### Exercise instructions:
Identify each line containing the word "lenth" and copy it.

### Entries provided:
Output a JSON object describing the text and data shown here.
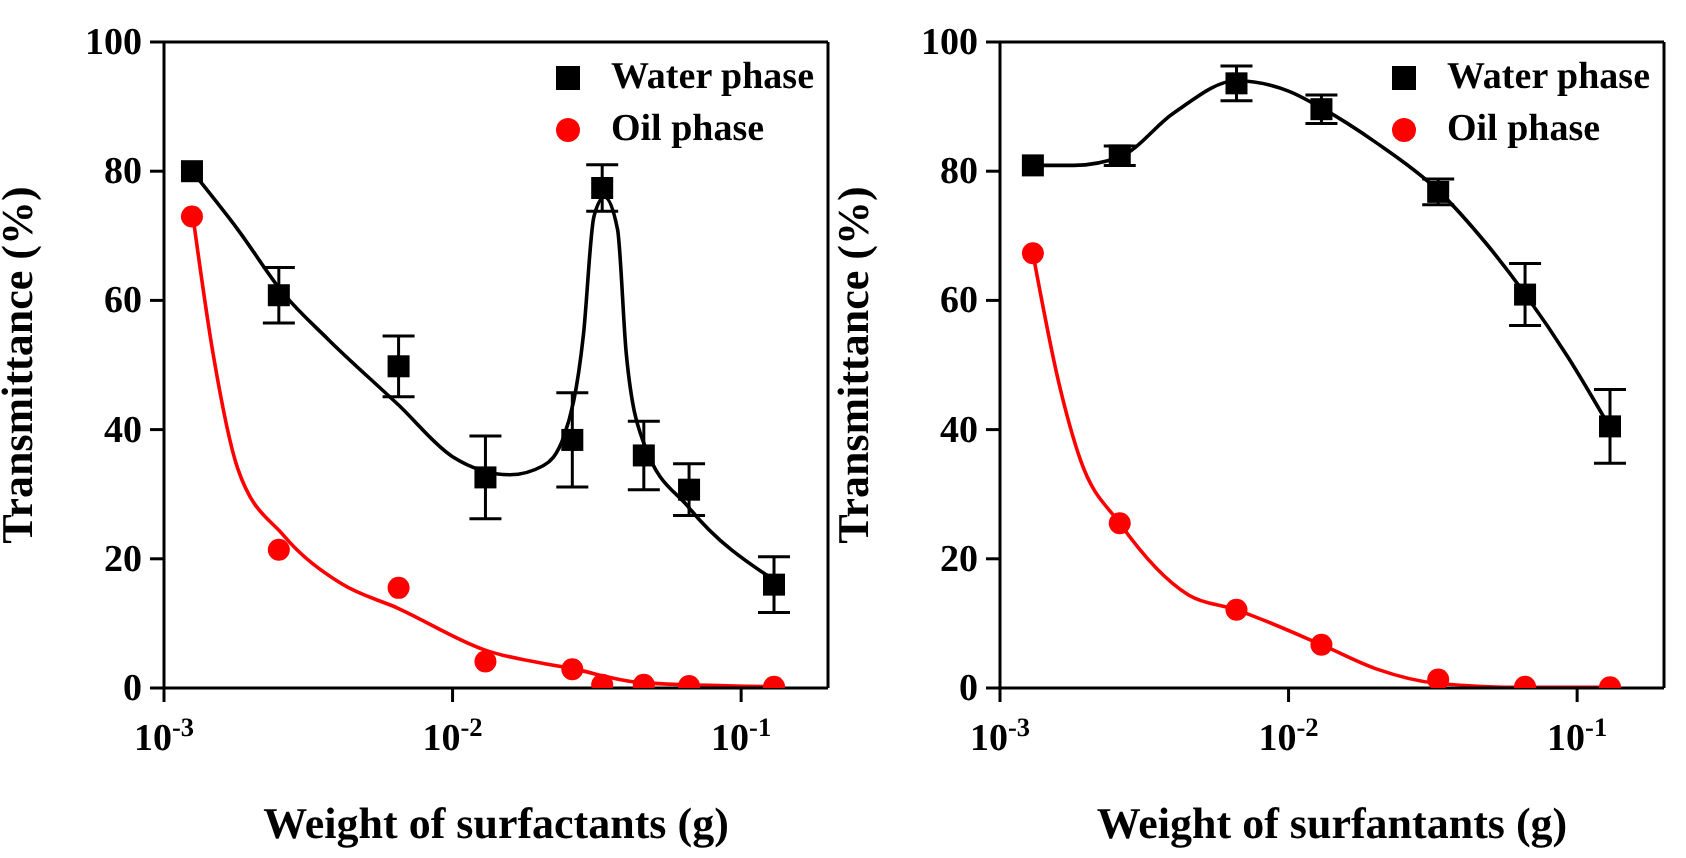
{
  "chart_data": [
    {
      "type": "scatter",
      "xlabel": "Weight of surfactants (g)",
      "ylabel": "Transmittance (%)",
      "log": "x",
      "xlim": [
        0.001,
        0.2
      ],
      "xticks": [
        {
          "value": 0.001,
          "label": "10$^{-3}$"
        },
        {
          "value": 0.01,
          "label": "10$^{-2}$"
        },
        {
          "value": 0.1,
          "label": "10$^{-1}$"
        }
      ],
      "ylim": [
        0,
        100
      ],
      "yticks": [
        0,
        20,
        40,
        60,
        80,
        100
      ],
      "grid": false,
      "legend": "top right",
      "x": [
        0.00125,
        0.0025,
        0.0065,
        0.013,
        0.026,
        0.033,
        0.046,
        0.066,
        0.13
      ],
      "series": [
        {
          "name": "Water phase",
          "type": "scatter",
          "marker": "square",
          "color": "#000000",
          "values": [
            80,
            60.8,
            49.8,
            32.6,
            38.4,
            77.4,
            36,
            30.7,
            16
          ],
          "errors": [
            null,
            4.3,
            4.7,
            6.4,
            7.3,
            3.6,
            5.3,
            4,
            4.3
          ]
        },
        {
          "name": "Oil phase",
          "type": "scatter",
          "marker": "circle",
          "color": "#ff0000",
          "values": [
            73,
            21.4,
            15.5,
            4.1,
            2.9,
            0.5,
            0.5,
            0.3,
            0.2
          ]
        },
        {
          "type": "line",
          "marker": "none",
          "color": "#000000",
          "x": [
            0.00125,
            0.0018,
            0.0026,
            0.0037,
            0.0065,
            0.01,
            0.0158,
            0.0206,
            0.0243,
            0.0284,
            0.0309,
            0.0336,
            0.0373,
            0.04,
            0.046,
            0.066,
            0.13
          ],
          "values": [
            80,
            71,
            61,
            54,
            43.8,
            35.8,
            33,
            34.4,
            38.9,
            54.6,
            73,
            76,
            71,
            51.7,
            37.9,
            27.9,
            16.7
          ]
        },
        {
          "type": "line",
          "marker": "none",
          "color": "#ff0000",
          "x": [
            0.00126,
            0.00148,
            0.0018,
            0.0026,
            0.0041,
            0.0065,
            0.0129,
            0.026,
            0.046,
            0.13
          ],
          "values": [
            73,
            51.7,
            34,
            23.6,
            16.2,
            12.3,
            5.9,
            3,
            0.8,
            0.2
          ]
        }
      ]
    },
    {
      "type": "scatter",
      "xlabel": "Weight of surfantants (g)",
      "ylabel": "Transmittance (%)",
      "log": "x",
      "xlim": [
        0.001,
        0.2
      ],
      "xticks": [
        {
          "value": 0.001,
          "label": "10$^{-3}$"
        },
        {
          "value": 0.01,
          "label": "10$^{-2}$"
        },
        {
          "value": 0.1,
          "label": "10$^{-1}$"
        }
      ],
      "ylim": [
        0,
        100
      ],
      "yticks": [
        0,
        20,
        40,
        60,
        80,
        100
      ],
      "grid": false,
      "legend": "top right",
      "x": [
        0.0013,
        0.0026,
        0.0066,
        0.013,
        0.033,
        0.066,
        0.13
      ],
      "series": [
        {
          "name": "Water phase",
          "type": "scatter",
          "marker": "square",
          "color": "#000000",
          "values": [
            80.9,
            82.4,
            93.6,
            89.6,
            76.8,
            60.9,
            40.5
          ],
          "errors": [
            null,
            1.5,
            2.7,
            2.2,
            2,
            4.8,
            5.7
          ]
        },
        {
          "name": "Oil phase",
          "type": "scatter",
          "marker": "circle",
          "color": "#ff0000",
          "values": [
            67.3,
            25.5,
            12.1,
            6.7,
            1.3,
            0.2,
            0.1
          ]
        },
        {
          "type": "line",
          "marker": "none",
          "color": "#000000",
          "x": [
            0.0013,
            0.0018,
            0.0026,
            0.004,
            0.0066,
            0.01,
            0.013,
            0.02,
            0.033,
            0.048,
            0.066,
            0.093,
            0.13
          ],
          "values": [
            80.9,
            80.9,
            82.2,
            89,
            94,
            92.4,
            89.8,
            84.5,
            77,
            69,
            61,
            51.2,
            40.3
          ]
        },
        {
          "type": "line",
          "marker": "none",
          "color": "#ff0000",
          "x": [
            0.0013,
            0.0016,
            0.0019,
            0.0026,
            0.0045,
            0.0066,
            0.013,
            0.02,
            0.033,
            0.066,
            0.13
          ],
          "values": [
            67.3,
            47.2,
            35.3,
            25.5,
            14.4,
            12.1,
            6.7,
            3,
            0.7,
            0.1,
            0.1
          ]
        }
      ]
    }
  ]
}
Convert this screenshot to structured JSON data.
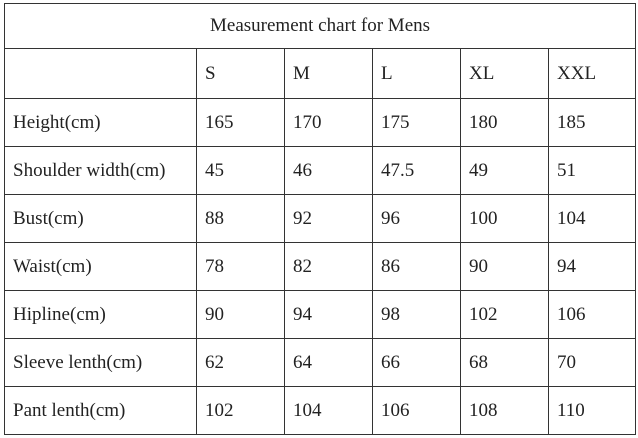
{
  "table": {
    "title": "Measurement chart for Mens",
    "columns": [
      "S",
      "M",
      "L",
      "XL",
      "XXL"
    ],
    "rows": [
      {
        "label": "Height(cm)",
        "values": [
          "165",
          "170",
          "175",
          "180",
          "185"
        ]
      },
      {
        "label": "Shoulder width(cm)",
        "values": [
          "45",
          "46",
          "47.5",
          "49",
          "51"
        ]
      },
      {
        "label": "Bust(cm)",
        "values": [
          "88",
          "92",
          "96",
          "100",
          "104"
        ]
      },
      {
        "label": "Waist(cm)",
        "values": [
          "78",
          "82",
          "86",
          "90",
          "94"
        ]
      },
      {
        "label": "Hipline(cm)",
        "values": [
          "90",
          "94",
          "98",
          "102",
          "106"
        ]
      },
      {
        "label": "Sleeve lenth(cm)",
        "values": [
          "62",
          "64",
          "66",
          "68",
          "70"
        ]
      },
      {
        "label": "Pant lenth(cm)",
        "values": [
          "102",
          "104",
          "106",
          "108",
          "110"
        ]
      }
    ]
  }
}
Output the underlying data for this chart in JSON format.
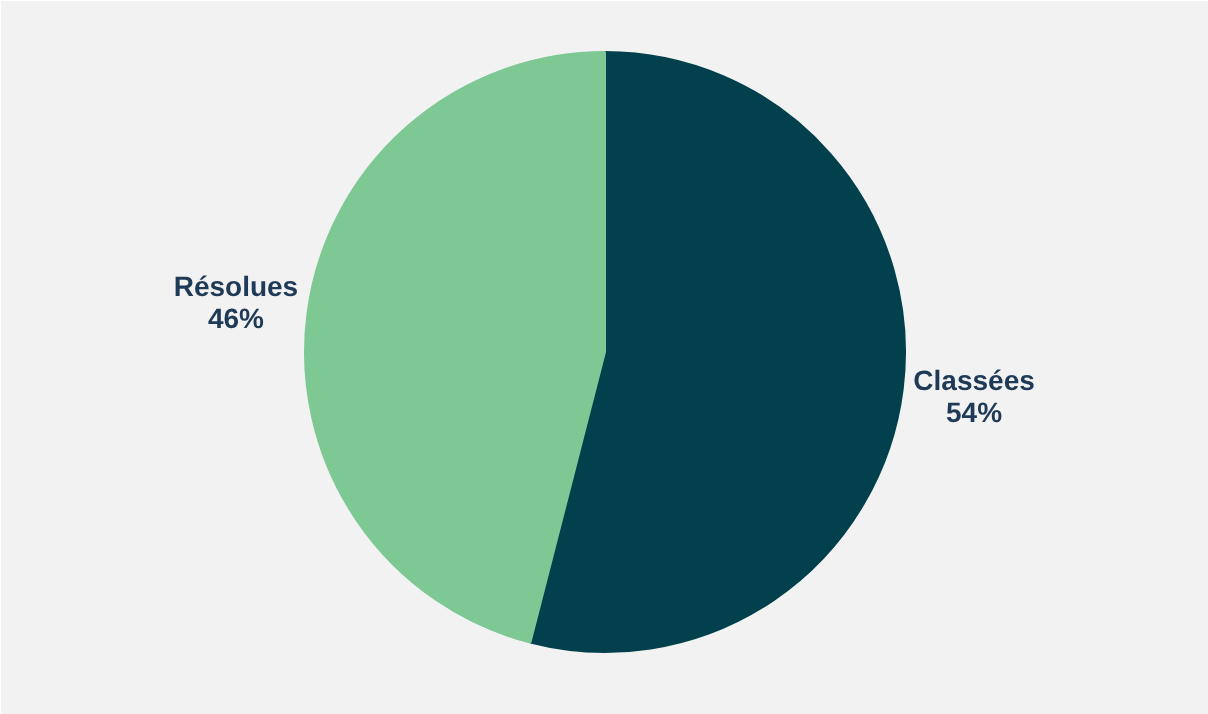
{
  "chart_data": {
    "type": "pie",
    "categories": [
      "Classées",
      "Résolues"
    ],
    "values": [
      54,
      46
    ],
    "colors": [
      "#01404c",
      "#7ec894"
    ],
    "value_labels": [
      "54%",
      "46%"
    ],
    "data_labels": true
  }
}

### Task output:
        "label": "Sleeve lenth(cm)",
        "label": "Pant lenth(cm)",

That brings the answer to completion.